— Set task —
No images are to be carried over; print all other material exactly as it stands.

[Begin Provided information]

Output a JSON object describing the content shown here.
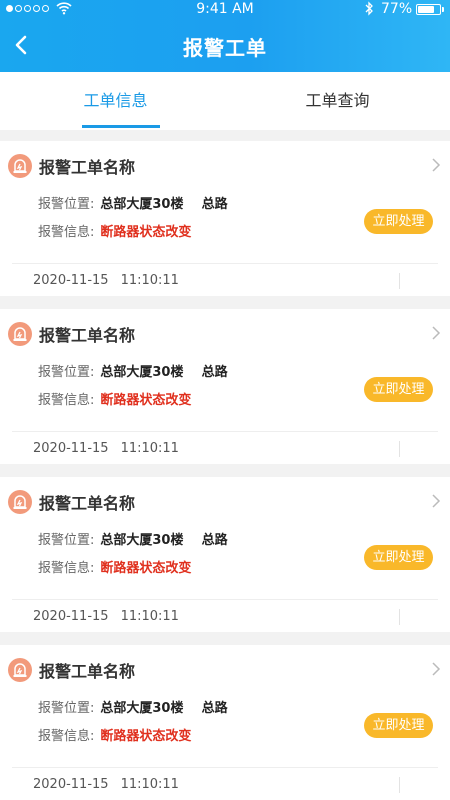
{
  "status_bar": {
    "time": "9:41 AM",
    "battery_percent": "77%",
    "battery_level": 0.77,
    "signal_bars": 1,
    "icons": [
      "signal-dots-icon",
      "wifi-icon",
      "bluetooth-icon",
      "battery-icon"
    ]
  },
  "header": {
    "title": "报警工单",
    "back_icon": "chevron-left-icon",
    "background_color": "#1ca3ee"
  },
  "tabs": [
    {
      "label": "工单信息",
      "active": true
    },
    {
      "label": "工单查询",
      "active": false
    }
  ],
  "accent_color": "#1a9ae6",
  "alert_color": "#e0301e",
  "button_color": "#f9b82a",
  "cards": [
    {
      "title": "报警工单名称",
      "location_label": "报警位置:",
      "location": "总部大厦30楼    总路",
      "info_label": "报警信息:",
      "info": "断路器状态改变",
      "action": "立即处理",
      "date": "2020-11-15",
      "time": "11:10:11"
    },
    {
      "title": "报警工单名称",
      "location_label": "报警位置:",
      "location": "总部大厦30楼    总路",
      "info_label": "报警信息:",
      "info": "断路器状态改变",
      "action": "立即处理",
      "date": "2020-11-15",
      "time": "11:10:11"
    },
    {
      "title": "报警工单名称",
      "location_label": "报警位置:",
      "location": "总部大厦30楼    总路",
      "info_label": "报警信息:",
      "info": "断路器状态改变",
      "action": "立即处理",
      "date": "2020-11-15",
      "time": "11:10:11"
    },
    {
      "title": "报警工单名称",
      "location_label": "报警位置:",
      "location": "总部大厦30楼    总路",
      "info_label": "报警信息:",
      "info": "断路器状态改变",
      "action": "立即处理",
      "date": "2020-11-15",
      "time": "11:10:11"
    }
  ]
}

[End Provided information]

— Reply —
Output a JSON object describing the content shown here.
{
  "status_bar": {
    "time": "9:41 AM",
    "battery_percent": "77%",
    "battery_level": 0.77,
    "signal_bars": 1,
    "icons": [
      "signal-dots-icon",
      "wifi-icon",
      "bluetooth-icon",
      "battery-icon"
    ]
  },
  "header": {
    "title": "报警工单",
    "back_icon": "chevron-left-icon",
    "background_color": "#1ca3ee"
  },
  "tabs": [
    {
      "label": "工单信息",
      "active": true
    },
    {
      "label": "工单查询",
      "active": false
    }
  ],
  "accent_color": "#1a9ae6",
  "alert_color": "#e0301e",
  "button_color": "#f9b82a",
  "cards": [
    {
      "title": "报警工单名称",
      "location_label": "报警位置:",
      "location": "总部大厦30楼    总路",
      "info_label": "报警信息:",
      "info": "断路器状态改变",
      "action": "立即处理",
      "date": "2020-11-15",
      "time": "11:10:11"
    },
    {
      "title": "报警工单名称",
      "location_label": "报警位置:",
      "location": "总部大厦30楼    总路",
      "info_label": "报警信息:",
      "info": "断路器状态改变",
      "action": "立即处理",
      "date": "2020-11-15",
      "time": "11:10:11"
    },
    {
      "title": "报警工单名称",
      "location_label": "报警位置:",
      "location": "总部大厦30楼    总路",
      "info_label": "报警信息:",
      "info": "断路器状态改变",
      "action": "立即处理",
      "date": "2020-11-15",
      "time": "11:10:11"
    },
    {
      "title": "报警工单名称",
      "location_label": "报警位置:",
      "location": "总部大厦30楼    总路",
      "info_label": "报警信息:",
      "info": "断路器状态改变",
      "action": "立即处理",
      "date": "2020-11-15",
      "time": "11:10:11"
    }
  ]
}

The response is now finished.